Brief:
The entries below are to be transcribed in full, without their images.

Dataset items:
******
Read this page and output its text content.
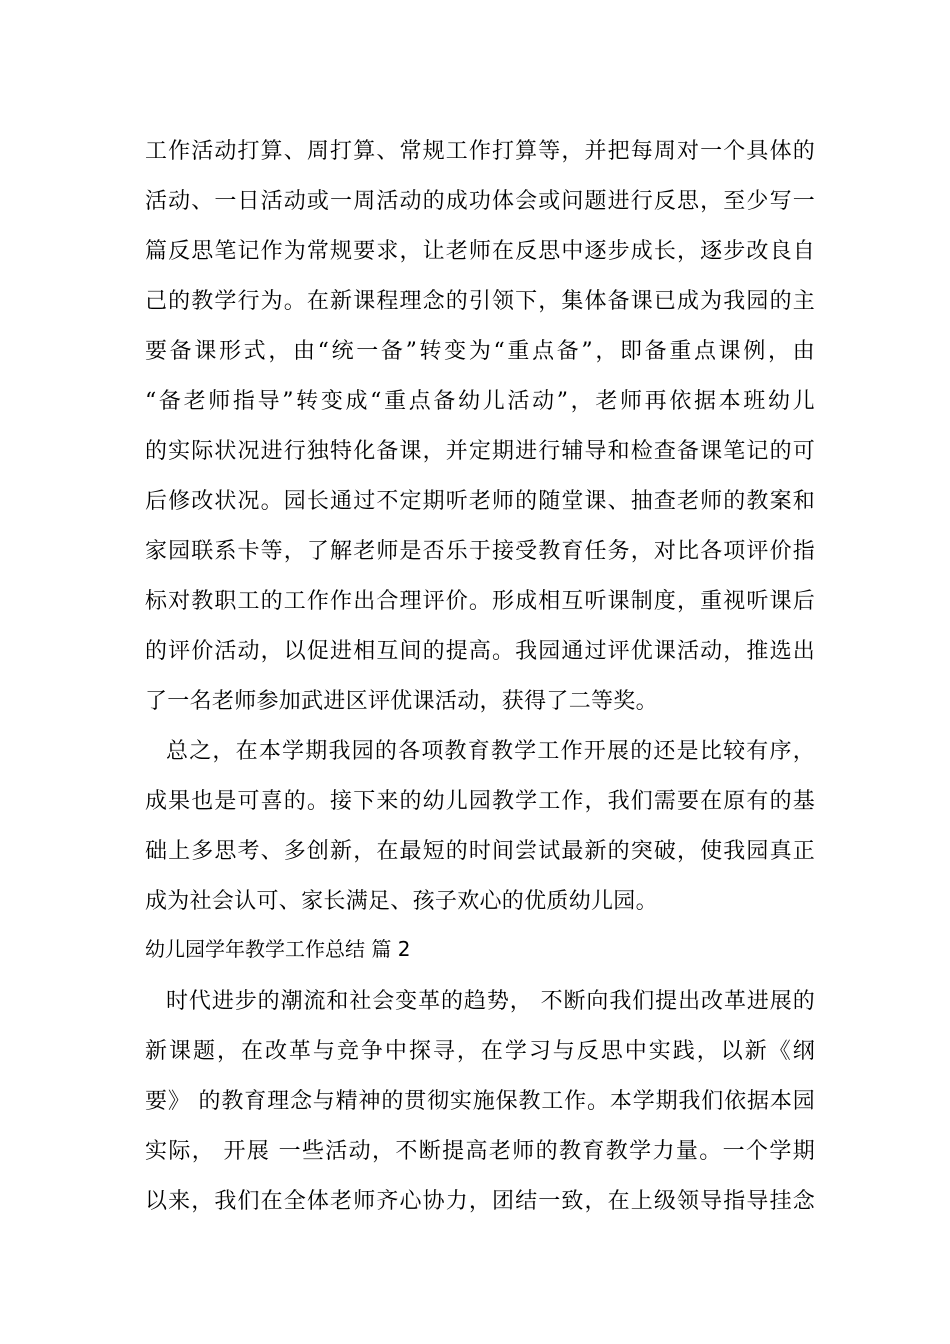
工作活动打算、周打算、常规工作打算等，并把每周对一个具体的
活动、一日活动或一周活动的成功体会或问题进行反思，至少写一
篇反思笔记作为常规要求，让老师在反思中逐步成长，逐步改良自
己的教学行为。在新课程理念的引领下，集体备课已成为我园的主
要备课形式，由“统一备”转变为“重点备”，即备重点课例，由
“备老师指导”转变成“重点备幼儿活动”，老师再依据本班幼儿
的实际状况进行独特化备课，并定期进行辅导和检查备课笔记的可
后修改状况。园长通过不定期听老师的随堂课、抽查老师的教案和
家园联系卡等，了解老师是否乐于接受教育任务，对比各项评价指
标对教职工的工作作出合理评价。形成相互听课制度，重视听课后
的评价活动，以促进相互间的提高。我园通过评优课活动，推选出
了一名老师参加武进区评优课活动，获得了二等奖。
总之，在本学期我园的各项教育教学工作开展的还是比较有序，
成果也是可喜的。接下来的幼儿园教学工作，我们需要在原有的基
础上多思考、多创新，在最短的时间尝试最新的突破，使我园真正
成为社会认可、家长满足、孩子欢心的优质幼儿园。
幼儿园学年教学工作总结 篇 2
时代进步的潮流和社会变革的趋势， 不断向我们提出改革进展的
新课题，在改革与竞争中探寻，在学习与反思中实践，以新《纲
要》 的教育理念与精神的贯彻实施保教工作。本学期我们依据本园
实际， 开展 一些活动，不断提高老师的教育教学力量。一个学期
以来，我们在全体老师齐心协力，团结一致，在上级领导指导挂念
******
Result of the task:
Read this page and output its text content.
工作活动打算、周打算、常规工作打算等，并把每周对一个具体的
活动、一日活动或一周活动的成功体会或问题进行反思，至少写一
篇反思笔记作为常规要求，让老师在反思中逐步成长，逐步改良自
己的教学行为。在新课程理念的引领下，集体备课已成为我园的主
要备课形式，由“统一备”转变为“重点备”，即备重点课例，由
“备老师指导”转变成“重点备幼儿活动”，老师再依据本班幼儿
的实际状况进行独特化备课，并定期进行辅导和检查备课笔记的可
后修改状况。园长通过不定期听老师的随堂课、抽查老师的教案和
家园联系卡等，了解老师是否乐于接受教育任务，对比各项评价指
标对教职工的工作作出合理评价。形成相互听课制度，重视听课后
的评价活动，以促进相互间的提高。我园通过评优课活动，推选出
了一名老师参加武进区评优课活动，获得了二等奖。
总之，在本学期我园的各项教育教学工作开展的还是比较有序，
成果也是可喜的。接下来的幼儿园教学工作，我们需要在原有的基
础上多思考、多创新，在最短的时间尝试最新的突破，使我园真正
成为社会认可、家长满足、孩子欢心的优质幼儿园。
幼儿园学年教学工作总结 篇 2
时代进步的潮流和社会变革的趋势， 不断向我们提出改革进展的
新课题，在改革与竞争中探寻，在学习与反思中实践，以新《纲
要》 的教育理念与精神的贯彻实施保教工作。本学期我们依据本园
实际， 开展 一些活动，不断提高老师的教育教学力量。一个学期
以来，我们在全体老师齐心协力，团结一致，在上级领导指导挂念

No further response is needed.